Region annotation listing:

_ _ _

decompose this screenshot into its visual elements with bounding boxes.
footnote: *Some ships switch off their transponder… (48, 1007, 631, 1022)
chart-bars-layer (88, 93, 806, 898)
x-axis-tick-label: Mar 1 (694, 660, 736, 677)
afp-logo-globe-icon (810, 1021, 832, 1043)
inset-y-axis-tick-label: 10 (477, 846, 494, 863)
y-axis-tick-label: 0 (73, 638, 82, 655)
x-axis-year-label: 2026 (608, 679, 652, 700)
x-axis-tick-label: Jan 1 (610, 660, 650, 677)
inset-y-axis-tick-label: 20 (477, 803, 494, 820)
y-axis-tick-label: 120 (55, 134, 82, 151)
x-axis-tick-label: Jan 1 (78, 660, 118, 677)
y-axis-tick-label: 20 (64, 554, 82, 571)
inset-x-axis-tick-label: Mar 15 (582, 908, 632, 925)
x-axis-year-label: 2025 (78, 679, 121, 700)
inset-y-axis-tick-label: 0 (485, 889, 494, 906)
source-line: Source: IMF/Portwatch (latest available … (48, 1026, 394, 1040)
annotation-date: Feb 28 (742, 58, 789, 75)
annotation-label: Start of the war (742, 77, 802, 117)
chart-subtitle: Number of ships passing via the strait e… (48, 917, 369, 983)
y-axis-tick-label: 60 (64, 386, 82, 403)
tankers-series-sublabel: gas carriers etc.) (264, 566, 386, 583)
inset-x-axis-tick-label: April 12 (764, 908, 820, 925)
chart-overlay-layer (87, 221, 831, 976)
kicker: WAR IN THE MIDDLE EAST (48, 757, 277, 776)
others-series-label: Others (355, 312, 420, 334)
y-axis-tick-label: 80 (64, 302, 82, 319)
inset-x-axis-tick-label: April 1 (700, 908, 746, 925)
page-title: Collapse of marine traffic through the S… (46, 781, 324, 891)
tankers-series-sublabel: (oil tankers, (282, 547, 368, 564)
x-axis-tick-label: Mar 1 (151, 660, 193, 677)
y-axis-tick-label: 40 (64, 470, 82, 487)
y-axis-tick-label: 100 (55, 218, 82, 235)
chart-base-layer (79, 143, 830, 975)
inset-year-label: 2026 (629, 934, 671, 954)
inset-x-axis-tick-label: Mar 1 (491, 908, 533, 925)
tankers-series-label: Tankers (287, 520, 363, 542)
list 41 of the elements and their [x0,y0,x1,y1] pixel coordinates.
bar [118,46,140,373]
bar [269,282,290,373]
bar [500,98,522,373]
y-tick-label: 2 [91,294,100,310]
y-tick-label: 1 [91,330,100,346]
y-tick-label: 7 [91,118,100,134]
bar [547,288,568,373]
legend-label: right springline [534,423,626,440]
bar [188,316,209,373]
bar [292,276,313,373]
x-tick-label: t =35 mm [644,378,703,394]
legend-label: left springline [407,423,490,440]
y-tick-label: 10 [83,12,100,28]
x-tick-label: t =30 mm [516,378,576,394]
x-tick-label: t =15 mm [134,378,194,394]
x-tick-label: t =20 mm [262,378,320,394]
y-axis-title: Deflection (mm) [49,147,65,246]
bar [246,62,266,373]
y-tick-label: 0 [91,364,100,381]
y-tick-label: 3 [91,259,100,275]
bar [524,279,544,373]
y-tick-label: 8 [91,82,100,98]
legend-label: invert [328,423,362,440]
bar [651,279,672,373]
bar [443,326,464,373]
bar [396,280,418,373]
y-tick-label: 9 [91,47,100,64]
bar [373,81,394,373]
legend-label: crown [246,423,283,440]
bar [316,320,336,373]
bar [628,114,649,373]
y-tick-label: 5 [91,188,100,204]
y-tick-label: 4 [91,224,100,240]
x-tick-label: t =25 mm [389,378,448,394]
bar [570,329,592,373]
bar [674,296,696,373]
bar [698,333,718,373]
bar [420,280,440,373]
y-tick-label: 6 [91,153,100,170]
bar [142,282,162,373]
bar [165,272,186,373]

_ _ _

What you should do: Duplicate every line of the listing above, leaving each one unchanged.

Response to the exercise:
decompose this screenshot into its visual elements with bounding boxes.
footnote: *Some ships switch off their transponder… (48, 1007, 631, 1022)
chart-bars-layer (88, 93, 806, 898)
x-axis-tick-label: Mar 1 (694, 660, 736, 677)
afp-logo-globe-icon (810, 1021, 832, 1043)
inset-y-axis-tick-label: 10 (477, 846, 494, 863)
y-axis-tick-label: 0 (73, 638, 82, 655)
x-axis-year-label: 2026 (608, 679, 652, 700)
x-axis-tick-label: Jan 1 (610, 660, 650, 677)
inset-y-axis-tick-label: 20 (477, 803, 494, 820)
y-axis-tick-label: 120 (55, 134, 82, 151)
x-axis-tick-label: Jan 1 (78, 660, 118, 677)
y-axis-tick-label: 20 (64, 554, 82, 571)
inset-x-axis-tick-label: Mar 15 (582, 908, 632, 925)
x-axis-year-label: 2025 (78, 679, 121, 700)
inset-y-axis-tick-label: 0 (485, 889, 494, 906)
source-line: Source: IMF/Portwatch (latest available … (48, 1026, 394, 1040)
annotation-date: Feb 28 (742, 58, 789, 75)
annotation-label: Start of the war (742, 77, 802, 117)
chart-subtitle: Number of ships passing via the strait e… (48, 917, 369, 983)
y-axis-tick-label: 60 (64, 386, 82, 403)
tankers-series-sublabel: gas carriers etc.) (264, 566, 386, 583)
inset-x-axis-tick-label: April 12 (764, 908, 820, 925)
chart-overlay-layer (87, 221, 831, 976)
kicker: WAR IN THE MIDDLE EAST (48, 757, 277, 776)
others-series-label: Others (355, 312, 420, 334)
y-axis-tick-label: 80 (64, 302, 82, 319)
inset-x-axis-tick-label: April 1 (700, 908, 746, 925)
page-title: Collapse of marine traffic through the S… (46, 781, 324, 891)
tankers-series-sublabel: (oil tankers, (282, 547, 368, 564)
x-axis-tick-label: Mar 1 (151, 660, 193, 677)
y-axis-tick-label: 40 (64, 470, 82, 487)
y-axis-tick-label: 100 (55, 218, 82, 235)
chart-base-layer (79, 143, 830, 975)
inset-year-label: 2026 (629, 934, 671, 954)
inset-x-axis-tick-label: Mar 1 (491, 908, 533, 925)
tankers-series-label: Tankers (287, 520, 363, 542)
list 41 of the elements and their [x0,y0,x1,y1] pixel coordinates.
bar [118,46,140,373]
bar [269,282,290,373]
bar [500,98,522,373]
y-tick-label: 2 [91,294,100,310]
y-tick-label: 1 [91,330,100,346]
y-tick-label: 7 [91,118,100,134]
bar [547,288,568,373]
legend-label: right springline [534,423,626,440]
bar [188,316,209,373]
bar [292,276,313,373]
x-tick-label: t =35 mm [644,378,703,394]
legend-label: left springline [407,423,490,440]
y-tick-label: 10 [83,12,100,28]
x-tick-label: t =30 mm [516,378,576,394]
x-tick-label: t =15 mm [134,378,194,394]
x-tick-label: t =20 mm [262,378,320,394]
y-axis-title: Deflection (mm) [49,147,65,246]
bar [246,62,266,373]
y-tick-label: 0 [91,364,100,381]
y-tick-label: 3 [91,259,100,275]
bar [524,279,544,373]
y-tick-label: 8 [91,82,100,98]
legend-label: invert [328,423,362,440]
bar [651,279,672,373]
bar [443,326,464,373]
bar [396,280,418,373]
y-tick-label: 9 [91,47,100,64]
bar [373,81,394,373]
legend-label: crown [246,423,283,440]
bar [316,320,336,373]
bar [628,114,649,373]
y-tick-label: 5 [91,188,100,204]
y-tick-label: 4 [91,224,100,240]
x-tick-label: t =25 mm [389,378,448,394]
bar [570,329,592,373]
bar [674,296,696,373]
bar [698,333,718,373]
bar [420,280,440,373]
y-tick-label: 6 [91,153,100,170]
bar [142,282,162,373]
bar [165,272,186,373]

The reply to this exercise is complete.